• **Dataset items**
########

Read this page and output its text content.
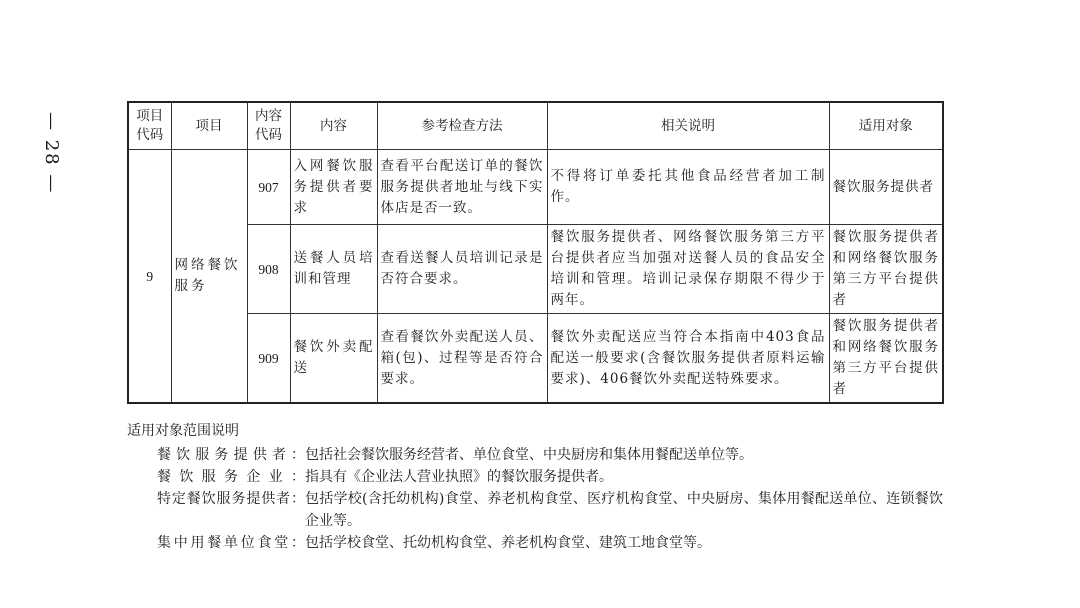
— 28 —	项目代码	项目	内容代码	内容	参考检查方法	相关说明	适用对象
9	网络餐饮服务	907	入网餐饮服务提供者要求	查看平台配送订单的餐饮服务提供者地址与线下实体店是否一致。	不得将订单委托其他食品经营者加工制作。	餐饮服务提供者
		908	送餐人员培训和管理	查看送餐人员培训记录是否符合要求。	餐饮服务提供者、网络餐饮服务第三方平台提供者应当加强对送餐人员的食品安全培训和管理。培训记录保存期限不得少于两年。	餐饮服务提供者和网络餐饮服务第三方平台提供者
		909	餐饮外卖配送	查看餐饮外卖配送人员、箱(包)、过程等是否符合要求。	餐饮外卖配送应当符合本指南中403食品配送一般要求(含餐饮服务提供者原料运输要求)、406餐饮外卖配送特殊要求。	餐饮服务提供者和网络餐饮服务第三方平台提供者
适用对象范围说明
餐饮服务提供者： 包括社会餐饮服务经营者、单位食堂、中央厨房和集体用餐配送单位等。
餐饮服务企业： 指具有《企业法人营业执照》的餐饮服务提供者。
特定餐饮服务提供者： 包括学校(含托幼机构)食堂、养老机构食堂、医疗机构食堂、中央厨房、集体用餐配送单位、连锁餐饮企业等。
集中用餐单位食堂： 包括学校食堂、托幼机构食堂、养老机构食堂、建筑工地食堂等。
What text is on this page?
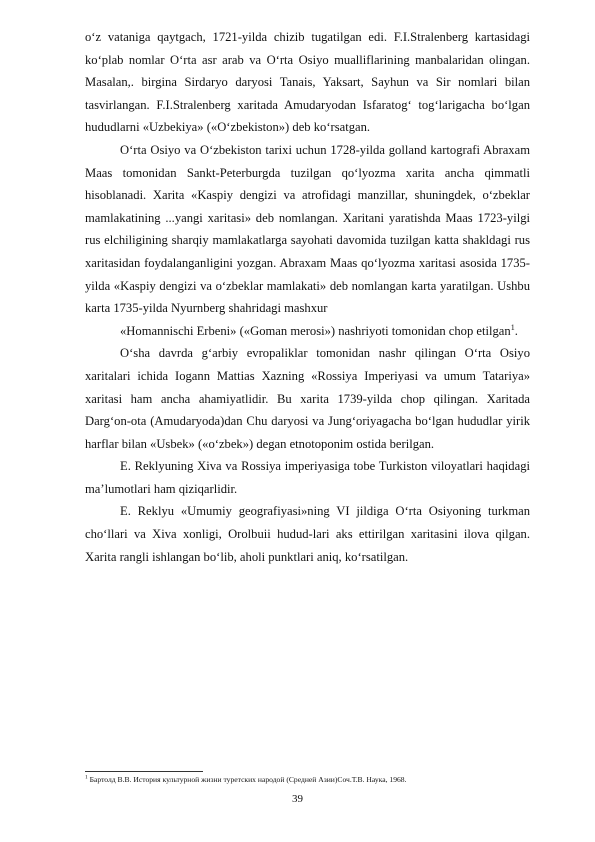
o‘z vataniga qaytgach, 1721-yilda chizib tugatilgan edi. F.I.Stralenberg kartasidagi ko‘plab nomlar O‘rta asr arab va O‘rta Osiyo mualliflarining manbalaridan olingan. Masalan,. birgina Sirdaryo daryosi Tanais, Yaksart, Sayhun va Sir nomlari bilan tasvirlangan. F.I.Stralenberg xaritada Amudaryodan Isfaratog‘ tog‘larigacha bo‘lgan hududlarni «Uzbekiya» («O‘zbekiston») deb ko‘rsatgan.

O‘rta Osiyo va O‘zbekiston tarixi uchun 1728-yilda golland kartografi Abraxam Maas tomonidan Sankt-Peterburgda tuzilgan qo‘lyozma xarita ancha qimmatli hisoblanadi. Xarita «Kaspiy dengizi va atrofidagi manzillar, shuningdek, o‘zbeklar mamlakatining ...yangi xaritasi» deb nomlangan. Xaritani yaratishda Maas 1723-yilgi rus elchiligining sharqiy mamlakatlarga sayohati davomida tuzilgan katta shakldagi rus xaritasidan foydalanganligini yozgan. Abraxam Maas qo‘lyozma xaritasi asosida 1735-yilda «Kaspiy dengizi va o‘zbeklar mamlakati» deb nomlangan karta yaratilgan. Ushbu karta 1735-yilda Nyurnberg shahridagi mashxur

«Homannischi Erbeni» («Goman merosi») nashriyoti tomonidan chop etilgan$^1$.

O‘sha davrda g‘arbiy evropaliklar tomonidan nashr qilingan O‘rta Osiyo xaritalari ichida Iogann Mattias Xazning «Rossiya Imperiyasi va umum Tatariya» xaritasi ham ancha ahamiyatlidir. Bu xarita 1739-yilda chop qilingan. Xaritada Darg‘on-ota (Amudaryoda)dan Chu daryosi va Jung‘oriyagacha bo‘lgan hududlar yirik harflar bilan «Usbek» («o‘zbek») degan etnotoponim ostida berilgan.

E. Reklyuning Xiva va Rossiya imperiyasiga tobe Turkiston viloyatlari haqidagi ma’lumotlari ham qiziqarlidir.

E. Reklyu «Umumiy geografiyasi»ning VI jildiga O‘rta Osiyoning turkman cho‘llari va Xiva xonligi, Orolbuii hudud-lari aks ettirilgan xaritasini ilova qilgan. Xarita rangli ishlangan bo‘lib, aholi punktlari aniq, ko‘rsatilgan.

$^1$ Бартолд В.В. История культурной жизни туретских народой (Средней Азии)Соч.Т.В. Наука, 1968.
39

########

• **EXERCISE INSTRUCTIONS**
Go through the entries above and print each one exactly, minus the pictures.

• **REPLY TO THE TASK**
Read this page and output its text content.
— 28 —	项目代码	项目	内容代码	内容	参考检查方法	相关说明	适用对象
9	网络餐饮服务	907	入网餐饮服务提供者要求	查看平台配送订单的餐饮服务提供者地址与线下实体店是否一致。	不得将订单委托其他食品经营者加工制作。	餐饮服务提供者
		908	送餐人员培训和管理	查看送餐人员培训记录是否符合要求。	餐饮服务提供者、网络餐饮服务第三方平台提供者应当加强对送餐人员的食品安全培训和管理。培训记录保存期限不得少于两年。	餐饮服务提供者和网络餐饮服务第三方平台提供者
		909	餐饮外卖配送	查看餐饮外卖配送人员、箱(包)、过程等是否符合要求。	餐饮外卖配送应当符合本指南中403食品配送一般要求(含餐饮服务提供者原料运输要求)、406餐饮外卖配送特殊要求。	餐饮服务提供者和网络餐饮服务第三方平台提供者
适用对象范围说明
餐饮服务提供者： 包括社会餐饮服务经营者、单位食堂、中央厨房和集体用餐配送单位等。
餐饮服务企业： 指具有《企业法人营业执照》的餐饮服务提供者。
特定餐饮服务提供者： 包括学校(含托幼机构)食堂、养老机构食堂、医疗机构食堂、中央厨房、集体用餐配送单位、连锁餐饮企业等。
集中用餐单位食堂： 包括学校食堂、托幼机构食堂、养老机构食堂、建筑工地食堂等。
What text is on this page?
o‘z vataniga qaytgach, 1721-yilda chizib tugatilgan edi. F.I.Stralenberg kartasidagi ko‘plab nomlar O‘rta asr arab va O‘rta Osiyo mualliflarining manbalaridan olingan. Masalan,. birgina Sirdaryo daryosi Tanais, Yaksart, Sayhun va Sir nomlari bilan tasvirlangan. F.I.Stralenberg xaritada Amudaryodan Isfaratog‘ tog‘larigacha bo‘lgan hududlarni «Uzbekiya» («O‘zbekiston») deb ko‘rsatgan.

O‘rta Osiyo va O‘zbekiston tarixi uchun 1728-yilda golland kartografi Abraxam Maas tomonidan Sankt-Peterburgda tuzilgan qo‘lyozma xarita ancha qimmatli hisoblanadi. Xarita «Kaspiy dengizi va atrofidagi manzillar, shuningdek, o‘zbeklar mamlakatining ...yangi xaritasi» deb nomlangan. Xaritani yaratishda Maas 1723-yilgi rus elchiligining sharqiy mamlakatlarga sayohati davomida tuzilgan katta shakldagi rus xaritasidan foydalanganligini yozgan. Abraxam Maas qo‘lyozma xaritasi asosida 1735-yilda «Kaspiy dengizi va o‘zbeklar mamlakati» deb nomlangan karta yaratilgan. Ushbu karta 1735-yilda Nyurnberg shahridagi mashxur

«Homannischi Erbeni» («Goman merosi») nashriyoti tomonidan chop etilgan$^1$.

O‘sha davrda g‘arbiy evropaliklar tomonidan nashr qilingan O‘rta Osiyo xaritalari ichida Iogann Mattias Xazning «Rossiya Imperiyasi va umum Tatariya» xaritasi ham ancha ahamiyatlidir. Bu xarita 1739-yilda chop qilingan. Xaritada Darg‘on-ota (Amudaryoda)dan Chu daryosi va Jung‘oriyagacha bo‘lgan hududlar yirik harflar bilan «Usbek» («o‘zbek») degan etnotoponim ostida berilgan.

E. Reklyuning Xiva va Rossiya imperiyasiga tobe Turkiston viloyatlari haqidagi ma’lumotlari ham qiziqarlidir.

E. Reklyu «Umumiy geografiyasi»ning VI jildiga O‘rta Osiyoning turkman cho‘llari va Xiva xonligi, Orolbuii hudud-lari aks ettirilgan xaritasini ilova qilgan. Xarita rangli ishlangan bo‘lib, aholi punktlari aniq, ko‘rsatilgan.

$^1$ Бартолд В.В. История культурной жизни туретских народой (Средней Азии)Соч.Т.В. Наука, 1968.
39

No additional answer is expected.